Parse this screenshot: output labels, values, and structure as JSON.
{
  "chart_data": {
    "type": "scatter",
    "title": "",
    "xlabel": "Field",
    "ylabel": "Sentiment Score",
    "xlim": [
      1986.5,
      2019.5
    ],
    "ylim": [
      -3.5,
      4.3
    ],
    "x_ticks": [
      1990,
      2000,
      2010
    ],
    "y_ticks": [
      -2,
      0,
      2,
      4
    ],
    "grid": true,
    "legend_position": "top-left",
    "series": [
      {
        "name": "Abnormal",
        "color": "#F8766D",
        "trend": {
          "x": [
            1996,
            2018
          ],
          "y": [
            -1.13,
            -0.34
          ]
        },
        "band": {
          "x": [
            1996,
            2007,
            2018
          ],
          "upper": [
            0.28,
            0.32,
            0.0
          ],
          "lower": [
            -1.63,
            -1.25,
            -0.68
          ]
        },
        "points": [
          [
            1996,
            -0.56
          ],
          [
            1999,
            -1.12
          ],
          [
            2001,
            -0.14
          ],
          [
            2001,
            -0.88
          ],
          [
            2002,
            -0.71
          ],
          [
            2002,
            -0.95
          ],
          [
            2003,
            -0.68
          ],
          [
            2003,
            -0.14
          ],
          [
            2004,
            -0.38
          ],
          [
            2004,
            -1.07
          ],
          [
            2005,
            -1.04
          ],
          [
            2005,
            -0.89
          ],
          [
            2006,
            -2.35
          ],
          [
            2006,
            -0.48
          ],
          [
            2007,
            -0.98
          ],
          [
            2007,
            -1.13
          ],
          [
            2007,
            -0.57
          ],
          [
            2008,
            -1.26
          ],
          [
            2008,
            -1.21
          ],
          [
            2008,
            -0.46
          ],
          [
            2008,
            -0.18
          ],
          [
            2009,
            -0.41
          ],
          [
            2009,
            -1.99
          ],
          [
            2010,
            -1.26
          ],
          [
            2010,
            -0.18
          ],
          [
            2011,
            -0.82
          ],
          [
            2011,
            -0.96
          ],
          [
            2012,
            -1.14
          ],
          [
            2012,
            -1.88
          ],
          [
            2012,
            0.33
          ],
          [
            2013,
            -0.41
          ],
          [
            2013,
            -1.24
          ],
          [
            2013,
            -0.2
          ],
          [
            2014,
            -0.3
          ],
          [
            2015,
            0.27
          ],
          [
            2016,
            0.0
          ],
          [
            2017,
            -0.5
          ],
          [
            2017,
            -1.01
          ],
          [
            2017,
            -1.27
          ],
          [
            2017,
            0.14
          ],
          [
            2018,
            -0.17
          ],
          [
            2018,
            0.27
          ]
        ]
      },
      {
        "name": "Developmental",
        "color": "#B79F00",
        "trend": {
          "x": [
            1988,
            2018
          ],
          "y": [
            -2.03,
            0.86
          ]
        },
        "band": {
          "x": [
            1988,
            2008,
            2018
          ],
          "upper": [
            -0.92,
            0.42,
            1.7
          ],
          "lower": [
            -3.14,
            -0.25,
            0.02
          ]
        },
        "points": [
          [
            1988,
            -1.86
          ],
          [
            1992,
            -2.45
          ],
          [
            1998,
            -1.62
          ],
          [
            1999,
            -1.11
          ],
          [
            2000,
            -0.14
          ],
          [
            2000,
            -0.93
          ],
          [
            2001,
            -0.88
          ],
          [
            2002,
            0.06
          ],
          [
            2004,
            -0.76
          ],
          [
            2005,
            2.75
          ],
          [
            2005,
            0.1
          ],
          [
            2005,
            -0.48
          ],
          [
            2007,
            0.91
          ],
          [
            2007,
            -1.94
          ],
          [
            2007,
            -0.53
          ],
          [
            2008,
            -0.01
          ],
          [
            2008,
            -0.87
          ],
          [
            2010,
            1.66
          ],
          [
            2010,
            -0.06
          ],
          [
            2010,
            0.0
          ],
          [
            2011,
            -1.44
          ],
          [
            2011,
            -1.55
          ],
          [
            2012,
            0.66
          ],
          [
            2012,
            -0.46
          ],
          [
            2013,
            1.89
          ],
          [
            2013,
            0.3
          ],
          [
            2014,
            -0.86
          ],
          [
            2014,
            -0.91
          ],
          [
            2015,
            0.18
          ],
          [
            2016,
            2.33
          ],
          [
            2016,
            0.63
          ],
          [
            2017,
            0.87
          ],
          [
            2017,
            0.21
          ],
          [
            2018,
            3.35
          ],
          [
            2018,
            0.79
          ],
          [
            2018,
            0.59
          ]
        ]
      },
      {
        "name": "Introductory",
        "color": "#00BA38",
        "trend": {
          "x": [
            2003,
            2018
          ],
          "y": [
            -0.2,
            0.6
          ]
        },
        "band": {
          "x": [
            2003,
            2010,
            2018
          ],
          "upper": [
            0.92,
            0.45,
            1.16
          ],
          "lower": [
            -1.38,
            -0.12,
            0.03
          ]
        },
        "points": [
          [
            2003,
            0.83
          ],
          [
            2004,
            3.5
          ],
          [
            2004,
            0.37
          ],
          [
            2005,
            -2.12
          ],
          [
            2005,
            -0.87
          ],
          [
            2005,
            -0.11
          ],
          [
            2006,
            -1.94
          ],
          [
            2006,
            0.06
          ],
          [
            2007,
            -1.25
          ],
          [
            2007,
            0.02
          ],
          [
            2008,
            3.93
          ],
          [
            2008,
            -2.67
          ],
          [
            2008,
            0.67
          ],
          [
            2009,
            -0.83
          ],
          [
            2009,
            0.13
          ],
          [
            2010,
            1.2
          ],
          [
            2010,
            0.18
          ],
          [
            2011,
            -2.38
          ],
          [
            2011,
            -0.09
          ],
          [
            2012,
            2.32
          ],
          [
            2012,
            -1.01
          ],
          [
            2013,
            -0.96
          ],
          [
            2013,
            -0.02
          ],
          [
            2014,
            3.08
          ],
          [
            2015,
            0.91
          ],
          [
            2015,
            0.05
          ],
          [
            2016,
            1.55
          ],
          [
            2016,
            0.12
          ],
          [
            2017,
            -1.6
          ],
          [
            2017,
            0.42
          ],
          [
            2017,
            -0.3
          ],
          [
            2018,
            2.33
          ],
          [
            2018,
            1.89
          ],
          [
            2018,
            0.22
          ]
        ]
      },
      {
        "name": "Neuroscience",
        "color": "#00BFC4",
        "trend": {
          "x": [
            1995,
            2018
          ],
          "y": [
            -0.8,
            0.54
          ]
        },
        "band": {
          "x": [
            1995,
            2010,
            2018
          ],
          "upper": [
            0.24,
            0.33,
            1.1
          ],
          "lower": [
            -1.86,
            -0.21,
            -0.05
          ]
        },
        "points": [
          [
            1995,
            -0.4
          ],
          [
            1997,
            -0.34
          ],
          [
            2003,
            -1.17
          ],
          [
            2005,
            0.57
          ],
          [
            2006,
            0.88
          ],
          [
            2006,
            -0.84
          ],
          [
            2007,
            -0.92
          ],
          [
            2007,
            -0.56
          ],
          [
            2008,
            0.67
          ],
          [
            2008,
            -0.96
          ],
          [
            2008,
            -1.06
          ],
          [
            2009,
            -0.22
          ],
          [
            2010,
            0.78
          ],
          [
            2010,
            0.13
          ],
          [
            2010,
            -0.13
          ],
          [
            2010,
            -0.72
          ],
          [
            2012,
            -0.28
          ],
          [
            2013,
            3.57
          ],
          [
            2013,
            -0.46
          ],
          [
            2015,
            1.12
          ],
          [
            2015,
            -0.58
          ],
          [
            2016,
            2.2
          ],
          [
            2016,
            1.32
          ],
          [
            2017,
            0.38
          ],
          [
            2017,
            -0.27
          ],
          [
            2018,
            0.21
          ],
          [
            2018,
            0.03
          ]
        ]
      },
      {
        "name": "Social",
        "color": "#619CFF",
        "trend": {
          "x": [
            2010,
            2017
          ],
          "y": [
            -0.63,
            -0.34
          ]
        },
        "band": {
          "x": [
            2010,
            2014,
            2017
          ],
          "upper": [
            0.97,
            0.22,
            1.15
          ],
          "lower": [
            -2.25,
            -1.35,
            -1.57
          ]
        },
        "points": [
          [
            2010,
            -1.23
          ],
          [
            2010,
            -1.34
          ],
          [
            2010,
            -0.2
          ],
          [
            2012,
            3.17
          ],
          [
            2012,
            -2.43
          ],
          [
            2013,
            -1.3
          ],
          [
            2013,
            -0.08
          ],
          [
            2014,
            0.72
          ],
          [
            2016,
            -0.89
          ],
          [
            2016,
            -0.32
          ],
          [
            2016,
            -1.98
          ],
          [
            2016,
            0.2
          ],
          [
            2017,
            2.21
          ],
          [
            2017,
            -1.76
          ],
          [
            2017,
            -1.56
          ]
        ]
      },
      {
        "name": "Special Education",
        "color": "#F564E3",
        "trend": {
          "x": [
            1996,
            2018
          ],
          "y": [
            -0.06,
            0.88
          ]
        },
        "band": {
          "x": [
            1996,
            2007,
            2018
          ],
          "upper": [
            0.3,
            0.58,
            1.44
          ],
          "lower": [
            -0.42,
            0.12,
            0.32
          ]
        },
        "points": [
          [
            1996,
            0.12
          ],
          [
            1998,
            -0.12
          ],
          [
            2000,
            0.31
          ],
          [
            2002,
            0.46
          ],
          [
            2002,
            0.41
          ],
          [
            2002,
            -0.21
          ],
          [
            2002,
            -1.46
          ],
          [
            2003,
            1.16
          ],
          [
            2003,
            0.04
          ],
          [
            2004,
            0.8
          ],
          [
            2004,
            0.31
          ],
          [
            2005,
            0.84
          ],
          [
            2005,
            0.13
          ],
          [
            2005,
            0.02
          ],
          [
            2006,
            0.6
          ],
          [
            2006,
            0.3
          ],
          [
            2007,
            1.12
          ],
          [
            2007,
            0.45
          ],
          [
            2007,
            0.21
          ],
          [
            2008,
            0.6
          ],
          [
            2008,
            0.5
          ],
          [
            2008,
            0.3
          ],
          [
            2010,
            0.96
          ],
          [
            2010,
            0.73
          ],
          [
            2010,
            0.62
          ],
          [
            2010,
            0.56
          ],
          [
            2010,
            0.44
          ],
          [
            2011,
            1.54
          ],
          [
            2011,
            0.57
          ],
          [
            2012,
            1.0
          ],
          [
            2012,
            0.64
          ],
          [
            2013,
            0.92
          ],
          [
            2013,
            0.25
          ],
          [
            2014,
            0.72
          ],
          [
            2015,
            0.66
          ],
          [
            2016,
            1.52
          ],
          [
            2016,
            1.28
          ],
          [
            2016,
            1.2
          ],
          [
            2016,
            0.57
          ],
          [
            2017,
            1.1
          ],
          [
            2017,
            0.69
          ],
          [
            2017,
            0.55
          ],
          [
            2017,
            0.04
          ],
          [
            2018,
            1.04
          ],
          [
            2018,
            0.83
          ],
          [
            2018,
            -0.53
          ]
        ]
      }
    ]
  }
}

* * * *

**What to work on:** Check every line of the listing for the string "color" and report how many lines have it, as a number alone.

**Solution to this task:** 6